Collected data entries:

╭──

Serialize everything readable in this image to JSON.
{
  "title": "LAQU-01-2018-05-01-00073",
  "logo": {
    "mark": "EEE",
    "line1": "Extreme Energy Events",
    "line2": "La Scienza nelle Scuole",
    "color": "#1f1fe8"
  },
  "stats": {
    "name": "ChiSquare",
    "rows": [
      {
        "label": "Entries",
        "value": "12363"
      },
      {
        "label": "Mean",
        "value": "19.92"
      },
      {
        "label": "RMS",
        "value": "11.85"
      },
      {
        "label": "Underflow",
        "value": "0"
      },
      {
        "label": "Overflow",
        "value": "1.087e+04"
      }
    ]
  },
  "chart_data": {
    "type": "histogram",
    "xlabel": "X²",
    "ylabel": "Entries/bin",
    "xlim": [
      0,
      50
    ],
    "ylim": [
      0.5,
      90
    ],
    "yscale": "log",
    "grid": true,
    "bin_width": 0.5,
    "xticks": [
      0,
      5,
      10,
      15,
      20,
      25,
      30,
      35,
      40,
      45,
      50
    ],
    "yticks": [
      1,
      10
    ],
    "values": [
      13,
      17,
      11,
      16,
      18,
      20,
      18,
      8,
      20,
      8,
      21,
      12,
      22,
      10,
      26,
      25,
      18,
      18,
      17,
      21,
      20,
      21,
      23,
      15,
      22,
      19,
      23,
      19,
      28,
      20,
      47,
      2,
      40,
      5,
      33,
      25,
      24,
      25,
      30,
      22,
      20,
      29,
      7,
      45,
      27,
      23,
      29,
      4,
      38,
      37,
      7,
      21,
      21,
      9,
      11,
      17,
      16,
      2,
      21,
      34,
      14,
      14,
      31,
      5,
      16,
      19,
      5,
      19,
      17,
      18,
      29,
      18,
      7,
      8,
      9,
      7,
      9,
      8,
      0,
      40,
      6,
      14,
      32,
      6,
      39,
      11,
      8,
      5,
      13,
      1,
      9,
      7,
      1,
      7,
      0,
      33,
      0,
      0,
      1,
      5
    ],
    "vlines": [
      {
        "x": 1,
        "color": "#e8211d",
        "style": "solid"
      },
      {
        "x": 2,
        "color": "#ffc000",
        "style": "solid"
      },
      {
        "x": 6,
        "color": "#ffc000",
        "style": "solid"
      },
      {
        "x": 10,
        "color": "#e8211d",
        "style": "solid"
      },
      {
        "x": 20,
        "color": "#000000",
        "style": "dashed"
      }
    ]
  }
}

╰──

• **To do**
Go through the records above and retype each one exactly.

• **Exercise output**
Serialize everything readable in this image to JSON.
{
  "title": "LAQU-01-2018-05-01-00073",
  "logo": {
    "mark": "EEE",
    "line1": "Extreme Energy Events",
    "line2": "La Scienza nelle Scuole",
    "color": "#1f1fe8"
  },
  "stats": {
    "name": "ChiSquare",
    "rows": [
      {
        "label": "Entries",
        "value": "12363"
      },
      {
        "label": "Mean",
        "value": "19.92"
      },
      {
        "label": "RMS",
        "value": "11.85"
      },
      {
        "label": "Underflow",
        "value": "0"
      },
      {
        "label": "Overflow",
        "value": "1.087e+04"
      }
    ]
  },
  "chart_data": {
    "type": "histogram",
    "xlabel": "X²",
    "ylabel": "Entries/bin",
    "xlim": [
      0,
      50
    ],
    "ylim": [
      0.5,
      90
    ],
    "yscale": "log",
    "grid": true,
    "bin_width": 0.5,
    "xticks": [
      0,
      5,
      10,
      15,
      20,
      25,
      30,
      35,
      40,
      45,
      50
    ],
    "yticks": [
      1,
      10
    ],
    "values": [
      13,
      17,
      11,
      16,
      18,
      20,
      18,
      8,
      20,
      8,
      21,
      12,
      22,
      10,
      26,
      25,
      18,
      18,
      17,
      21,
      20,
      21,
      23,
      15,
      22,
      19,
      23,
      19,
      28,
      20,
      47,
      2,
      40,
      5,
      33,
      25,
      24,
      25,
      30,
      22,
      20,
      29,
      7,
      45,
      27,
      23,
      29,
      4,
      38,
      37,
      7,
      21,
      21,
      9,
      11,
      17,
      16,
      2,
      21,
      34,
      14,
      14,
      31,
      5,
      16,
      19,
      5,
      19,
      17,
      18,
      29,
      18,
      7,
      8,
      9,
      7,
      9,
      8,
      0,
      40,
      6,
      14,
      32,
      6,
      39,
      11,
      8,
      5,
      13,
      1,
      9,
      7,
      1,
      7,
      0,
      33,
      0,
      0,
      1,
      5
    ],
    "vlines": [
      {
        "x": 1,
        "color": "#e8211d",
        "style": "solid"
      },
      {
        "x": 2,
        "color": "#ffc000",
        "style": "solid"
      },
      {
        "x": 6,
        "color": "#ffc000",
        "style": "solid"
      },
      {
        "x": 10,
        "color": "#e8211d",
        "style": "solid"
      },
      {
        "x": 20,
        "color": "#000000",
        "style": "dashed"
      }
    ]
  }
}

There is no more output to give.